— BEGIN TASK MATERIAL —
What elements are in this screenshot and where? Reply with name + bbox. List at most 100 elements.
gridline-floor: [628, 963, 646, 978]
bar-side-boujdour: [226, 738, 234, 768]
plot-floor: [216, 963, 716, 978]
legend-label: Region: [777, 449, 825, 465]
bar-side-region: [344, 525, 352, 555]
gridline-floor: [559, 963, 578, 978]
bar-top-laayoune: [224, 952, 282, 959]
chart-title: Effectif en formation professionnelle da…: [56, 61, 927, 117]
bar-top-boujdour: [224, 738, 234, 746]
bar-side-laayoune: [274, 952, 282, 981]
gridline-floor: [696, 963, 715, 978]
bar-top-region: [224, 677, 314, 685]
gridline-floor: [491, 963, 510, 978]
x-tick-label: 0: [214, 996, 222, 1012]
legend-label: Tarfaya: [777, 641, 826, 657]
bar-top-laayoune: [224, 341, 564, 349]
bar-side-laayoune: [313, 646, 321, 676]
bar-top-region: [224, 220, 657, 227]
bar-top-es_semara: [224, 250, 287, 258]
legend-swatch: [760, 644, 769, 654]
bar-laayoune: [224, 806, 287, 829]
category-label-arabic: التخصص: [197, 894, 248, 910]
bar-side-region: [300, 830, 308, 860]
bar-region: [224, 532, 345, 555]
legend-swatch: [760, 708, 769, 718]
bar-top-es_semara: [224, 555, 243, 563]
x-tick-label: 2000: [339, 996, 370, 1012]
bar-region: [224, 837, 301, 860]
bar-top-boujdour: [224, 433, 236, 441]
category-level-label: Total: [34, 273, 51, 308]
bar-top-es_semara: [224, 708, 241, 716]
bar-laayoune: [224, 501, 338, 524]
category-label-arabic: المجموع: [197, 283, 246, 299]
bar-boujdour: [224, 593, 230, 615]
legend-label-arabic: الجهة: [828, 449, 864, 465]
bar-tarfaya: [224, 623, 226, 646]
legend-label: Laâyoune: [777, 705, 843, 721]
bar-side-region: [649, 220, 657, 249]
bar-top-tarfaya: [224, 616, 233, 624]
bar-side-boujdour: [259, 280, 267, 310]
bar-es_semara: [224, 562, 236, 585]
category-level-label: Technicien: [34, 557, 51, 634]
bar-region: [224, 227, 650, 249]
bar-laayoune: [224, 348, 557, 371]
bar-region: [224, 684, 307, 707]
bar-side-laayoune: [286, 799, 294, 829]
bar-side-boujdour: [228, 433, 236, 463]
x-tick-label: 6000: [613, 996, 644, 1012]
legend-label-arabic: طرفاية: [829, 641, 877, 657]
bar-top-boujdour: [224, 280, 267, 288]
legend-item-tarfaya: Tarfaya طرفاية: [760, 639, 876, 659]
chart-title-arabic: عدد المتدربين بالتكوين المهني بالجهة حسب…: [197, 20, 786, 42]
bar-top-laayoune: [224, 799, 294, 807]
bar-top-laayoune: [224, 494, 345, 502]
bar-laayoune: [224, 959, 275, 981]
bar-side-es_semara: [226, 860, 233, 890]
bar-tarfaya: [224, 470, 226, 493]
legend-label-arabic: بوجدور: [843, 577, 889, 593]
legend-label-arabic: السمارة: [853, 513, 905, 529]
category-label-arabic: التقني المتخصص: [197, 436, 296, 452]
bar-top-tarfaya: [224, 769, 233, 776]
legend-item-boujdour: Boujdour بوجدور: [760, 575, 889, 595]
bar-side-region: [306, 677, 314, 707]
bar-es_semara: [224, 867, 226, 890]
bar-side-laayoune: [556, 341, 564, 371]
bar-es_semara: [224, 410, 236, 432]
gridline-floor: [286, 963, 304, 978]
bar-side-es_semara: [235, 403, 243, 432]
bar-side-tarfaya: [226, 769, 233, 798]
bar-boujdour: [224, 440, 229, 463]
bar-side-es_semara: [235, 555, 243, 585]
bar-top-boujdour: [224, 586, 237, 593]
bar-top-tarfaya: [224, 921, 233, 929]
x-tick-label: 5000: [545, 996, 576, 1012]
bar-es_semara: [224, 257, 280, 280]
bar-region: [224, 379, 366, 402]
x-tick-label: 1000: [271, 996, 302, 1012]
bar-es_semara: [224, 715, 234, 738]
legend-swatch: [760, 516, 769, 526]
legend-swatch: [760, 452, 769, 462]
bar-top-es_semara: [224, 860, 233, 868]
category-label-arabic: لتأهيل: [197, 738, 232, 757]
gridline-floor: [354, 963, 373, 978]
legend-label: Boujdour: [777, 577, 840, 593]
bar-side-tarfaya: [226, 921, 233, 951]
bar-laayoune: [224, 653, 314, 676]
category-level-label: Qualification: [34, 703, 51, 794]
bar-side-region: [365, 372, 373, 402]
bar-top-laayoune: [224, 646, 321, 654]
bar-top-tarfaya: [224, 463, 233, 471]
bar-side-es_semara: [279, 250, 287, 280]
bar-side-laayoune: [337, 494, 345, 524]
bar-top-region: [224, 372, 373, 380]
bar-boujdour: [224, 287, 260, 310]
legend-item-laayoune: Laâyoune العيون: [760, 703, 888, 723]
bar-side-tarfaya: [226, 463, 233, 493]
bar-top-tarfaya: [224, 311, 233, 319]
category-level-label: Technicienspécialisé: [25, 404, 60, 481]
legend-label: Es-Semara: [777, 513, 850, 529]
— END TASK MATERIAL —
▸ AIM:
Reproduce every line of the items above without any alteration.

▸ ANSWER TO THIS PROBLEM:
What elements are in this screenshot and where? Reply with name + bbox. List at most 100 elements.
gridline-floor: [628, 963, 646, 978]
bar-side-boujdour: [226, 738, 234, 768]
plot-floor: [216, 963, 716, 978]
legend-label: Region: [777, 449, 825, 465]
bar-side-region: [344, 525, 352, 555]
gridline-floor: [559, 963, 578, 978]
bar-top-laayoune: [224, 952, 282, 959]
chart-title: Effectif en formation professionnelle da…: [56, 61, 927, 117]
bar-top-boujdour: [224, 738, 234, 746]
bar-side-laayoune: [274, 952, 282, 981]
gridline-floor: [696, 963, 715, 978]
bar-top-region: [224, 677, 314, 685]
gridline-floor: [491, 963, 510, 978]
x-tick-label: 0: [214, 996, 222, 1012]
legend-label: Tarfaya: [777, 641, 826, 657]
bar-top-laayoune: [224, 341, 564, 349]
bar-side-laayoune: [313, 646, 321, 676]
bar-top-region: [224, 220, 657, 227]
bar-top-es_semara: [224, 250, 287, 258]
legend-swatch: [760, 644, 769, 654]
bar-laayoune: [224, 806, 287, 829]
category-label-arabic: التخصص: [197, 894, 248, 910]
bar-side-region: [300, 830, 308, 860]
bar-region: [224, 532, 345, 555]
legend-swatch: [760, 708, 769, 718]
bar-top-es_semara: [224, 555, 243, 563]
x-tick-label: 2000: [339, 996, 370, 1012]
bar-region: [224, 837, 301, 860]
bar-top-boujdour: [224, 433, 236, 441]
category-level-label: Total: [34, 273, 51, 308]
bar-top-es_semara: [224, 708, 241, 716]
bar-laayoune: [224, 501, 338, 524]
category-label-arabic: المجموع: [197, 283, 246, 299]
bar-boujdour: [224, 593, 230, 615]
legend-label-arabic: الجهة: [828, 449, 864, 465]
bar-tarfaya: [224, 623, 226, 646]
legend-label: Laâyoune: [777, 705, 843, 721]
bar-side-region: [649, 220, 657, 249]
bar-top-tarfaya: [224, 616, 233, 624]
bar-side-boujdour: [259, 280, 267, 310]
bar-es_semara: [224, 562, 236, 585]
category-level-label: Technicien: [34, 557, 51, 634]
bar-region: [224, 227, 650, 249]
bar-laayoune: [224, 348, 557, 371]
bar-region: [224, 684, 307, 707]
bar-side-laayoune: [286, 799, 294, 829]
bar-side-boujdour: [228, 433, 236, 463]
x-tick-label: 6000: [613, 996, 644, 1012]
legend-label-arabic: طرفاية: [829, 641, 877, 657]
bar-top-boujdour: [224, 280, 267, 288]
legend-item-tarfaya: Tarfaya طرفاية: [760, 639, 876, 659]
chart-title-arabic: عدد المتدربين بالتكوين المهني بالجهة حسب…: [197, 20, 786, 42]
bar-top-laayoune: [224, 799, 294, 807]
bar-top-laayoune: [224, 494, 345, 502]
bar-laayoune: [224, 959, 275, 981]
bar-side-es_semara: [226, 860, 233, 890]
bar-tarfaya: [224, 470, 226, 493]
legend-label-arabic: بوجدور: [843, 577, 889, 593]
legend-label-arabic: السمارة: [853, 513, 905, 529]
category-label-arabic: التقني المتخصص: [197, 436, 296, 452]
bar-top-tarfaya: [224, 769, 233, 776]
legend-item-boujdour: Boujdour بوجدور: [760, 575, 889, 595]
bar-side-region: [306, 677, 314, 707]
bar-es_semara: [224, 867, 226, 890]
bar-side-laayoune: [556, 341, 564, 371]
bar-es_semara: [224, 410, 236, 432]
gridline-floor: [286, 963, 304, 978]
bar-side-es_semara: [235, 403, 243, 432]
bar-side-tarfaya: [226, 769, 233, 798]
bar-boujdour: [224, 440, 229, 463]
bar-side-es_semara: [235, 555, 243, 585]
bar-top-boujdour: [224, 586, 237, 593]
bar-top-tarfaya: [224, 921, 233, 929]
x-tick-label: 5000: [545, 996, 576, 1012]
bar-es_semara: [224, 257, 280, 280]
bar-region: [224, 379, 366, 402]
x-tick-label: 1000: [271, 996, 302, 1012]
bar-es_semara: [224, 715, 234, 738]
legend-swatch: [760, 516, 769, 526]
legend-swatch: [760, 452, 769, 462]
bar-top-es_semara: [224, 860, 233, 868]
category-label-arabic: لتأهيل: [197, 738, 232, 757]
gridline-floor: [354, 963, 373, 978]
legend-label: Boujdour: [777, 577, 840, 593]
bar-side-tarfaya: [226, 921, 233, 951]
bar-laayoune: [224, 653, 314, 676]
category-level-label: Qualification: [34, 703, 51, 794]
bar-side-region: [365, 372, 373, 402]
bar-top-laayoune: [224, 646, 321, 654]
bar-top-tarfaya: [224, 463, 233, 471]
bar-side-es_semara: [279, 250, 287, 280]
bar-side-laayoune: [337, 494, 345, 524]
bar-top-region: [224, 372, 373, 380]
bar-boujdour: [224, 287, 260, 310]
legend-item-laayoune: Laâyoune العيون: [760, 703, 888, 723]
bar-side-tarfaya: [226, 463, 233, 493]
bar-top-tarfaya: [224, 311, 233, 319]
category-level-label: Technicienspécialisé: [25, 404, 60, 481]
legend-label: Es-Semara: [777, 513, 850, 529]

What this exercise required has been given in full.